WORK TO COMPLETE
Arrange the listing as a Markdown table with the columns Row and Text, covering everything from the line that contains "602, 318, 620]" down to the line that contains "341, 278, 357]", both ends included. Put a row number in Row and the line itself in Text, leaving out any blank lines.

TASK MATERIAL
-----
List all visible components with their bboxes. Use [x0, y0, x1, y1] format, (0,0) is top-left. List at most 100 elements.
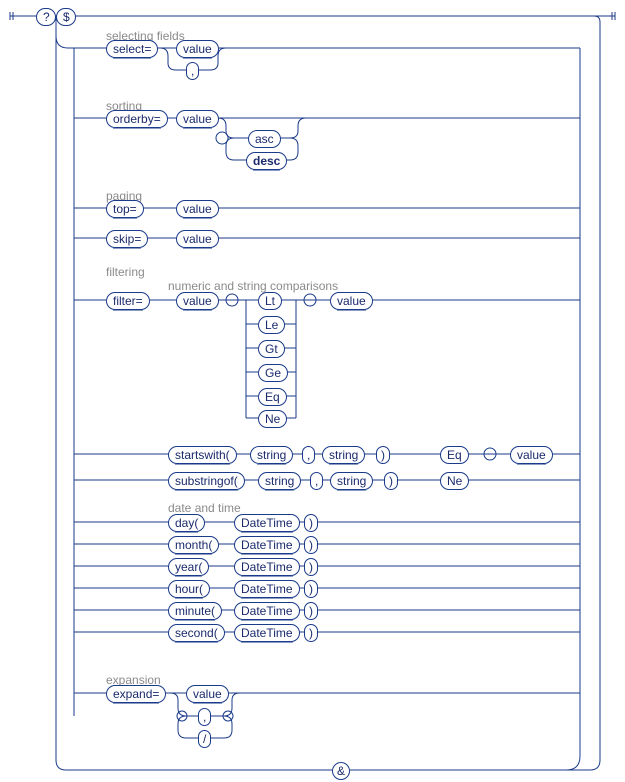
node-minute-close: )	[304, 602, 318, 620]
filter-value1-text: value	[183, 293, 212, 309]
top-value-text: value	[183, 201, 212, 217]
node-select-value: value	[176, 40, 219, 58]
asc-text: asc	[255, 131, 274, 147]
filter-kw-text: filter=	[113, 293, 143, 309]
gt-text: Gt	[265, 341, 278, 357]
node-desc: desc	[246, 152, 287, 170]
substringof-arg1-text: string	[265, 473, 294, 489]
node-substringof-comma: ,	[310, 472, 323, 490]
label-filtering: filtering	[106, 264, 145, 280]
second-text: second(	[175, 625, 218, 641]
dollar-text: $	[63, 9, 70, 25]
node-month-arg: DateTime	[234, 536, 300, 554]
node-substringof-arg1: string	[258, 472, 301, 490]
node-skip-keyword: skip=	[106, 230, 148, 248]
node-year-close: )	[304, 558, 318, 576]
day-text: day(	[175, 515, 198, 531]
amp-text: &	[337, 763, 345, 779]
node-second-close: )	[304, 624, 318, 642]
node-startswith-arg1: string	[250, 446, 293, 464]
node-second: second(	[168, 624, 225, 642]
node-op-le: Le	[258, 316, 285, 334]
eq-text: Eq	[265, 389, 280, 405]
node-op-lt: Lt	[258, 292, 282, 310]
node-substringof-arg2: string	[330, 472, 373, 490]
orderby-kw-text: orderby=	[113, 111, 161, 127]
le-text: Le	[265, 317, 278, 333]
node-substringof-close: )	[384, 472, 398, 490]
select-value-text: value	[183, 41, 212, 57]
second-close-text: )	[309, 625, 313, 641]
desc-text: desc	[253, 153, 280, 169]
node-op-eq: Eq	[258, 388, 287, 406]
railroad-lines	[0, 0, 625, 782]
node-year-arg: DateTime	[234, 558, 300, 576]
day-arg-text: DateTime	[241, 515, 293, 531]
ge-text: Ge	[265, 365, 281, 381]
substringof-ne-text: Ne	[447, 473, 462, 489]
month-arg-text: DateTime	[241, 537, 293, 553]
node-op-ge: Ge	[258, 364, 288, 382]
node-dollar: $	[56, 8, 76, 26]
top-kw-text: top=	[113, 201, 137, 217]
node-top-keyword: top=	[106, 200, 144, 218]
node-expand-keyword: expand=	[106, 685, 166, 703]
day-close-text: )	[309, 515, 313, 531]
select-comma-text: ,	[191, 63, 194, 79]
node-year: year(	[168, 558, 209, 576]
minute-close-text: )	[309, 603, 313, 619]
year-close-text: )	[309, 559, 313, 575]
node-filter-value2: value	[330, 292, 373, 310]
hour-text: hour(	[175, 581, 203, 597]
substringof-close-text: )	[389, 473, 393, 489]
year-arg-text: DateTime	[241, 559, 293, 575]
month-text: month(	[175, 537, 212, 553]
node-day-close: )	[304, 514, 318, 532]
node-hour: hour(	[168, 580, 210, 598]
node-day: day(	[168, 514, 205, 532]
substringof-arg2-text: string	[337, 473, 366, 489]
month-close-text: )	[309, 537, 313, 553]
node-hour-close: )	[304, 580, 318, 598]
node-expand-value: value	[186, 685, 229, 703]
startswith-eq-text: Eq	[447, 447, 462, 463]
node-select-comma: ,	[186, 62, 199, 80]
year-text: year(	[175, 559, 202, 575]
lt-text: Lt	[265, 293, 275, 309]
startswith-val-text: value	[517, 447, 546, 463]
node-startswith-close: )	[376, 446, 390, 464]
node-minute: minute(	[168, 602, 222, 620]
expand-kw-text: expand=	[113, 686, 159, 702]
minute-arg-text: DateTime	[241, 603, 293, 619]
startswith-comma-text: ,	[307, 447, 310, 463]
skip-kw-text: skip=	[113, 231, 141, 247]
orderby-value-text: value	[183, 111, 212, 127]
filter-value2-text: value	[337, 293, 366, 309]
node-ampersand: &	[332, 762, 350, 780]
node-expand-comma: ,	[198, 708, 211, 726]
node-asc: asc	[248, 130, 281, 148]
node-op-gt: Gt	[258, 340, 285, 358]
node-select-keyword: select=	[106, 40, 158, 58]
node-filter-keyword: filter=	[106, 292, 150, 310]
startswith-arg1-text: string	[257, 447, 286, 463]
node-startswith-val: value	[510, 446, 553, 464]
expand-value-text: value	[193, 686, 222, 702]
hour-arg-text: DateTime	[241, 581, 293, 597]
node-startswith-arg2: string	[322, 446, 365, 464]
node-month: month(	[168, 536, 219, 554]
ne-text: Ne	[265, 411, 280, 427]
node-filter-value1: value	[176, 292, 219, 310]
node-substringof: substringof(	[168, 472, 245, 490]
skip-value-text: value	[183, 231, 212, 247]
node-startswith: startswith(	[168, 446, 237, 464]
node-minute-arg: DateTime	[234, 602, 300, 620]
second-arg-text: DateTime	[241, 625, 293, 641]
node-month-close: )	[304, 536, 318, 554]
node-startswith-comma: ,	[302, 446, 315, 464]
node-orderby-value: value	[176, 110, 219, 128]
substringof-text: substringof(	[175, 473, 238, 489]
node-expand-slash: /	[198, 730, 211, 748]
startswith-text: startswith(	[175, 447, 230, 463]
substringof-comma-text: ,	[315, 473, 318, 489]
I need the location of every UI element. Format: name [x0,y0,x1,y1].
-----
TASK RESULT
| Row | Text |
|---|---|
| 1 | node-minute-close: )	[304, 602, 318, 620] |
| 2 | filter-value1-text: value	[183, 293, 212, 309] |
| 3 | top-value-text: value	[183, 201, 212, 217] |
| 4 | node-select-value: value	[176, 40, 219, 58] |
| 5 | asc-text: asc	[255, 131, 274, 147] |
| 6 | filter-kw-text: filter=	[113, 293, 143, 309] |
| 7 | gt-text: Gt	[265, 341, 278, 357] |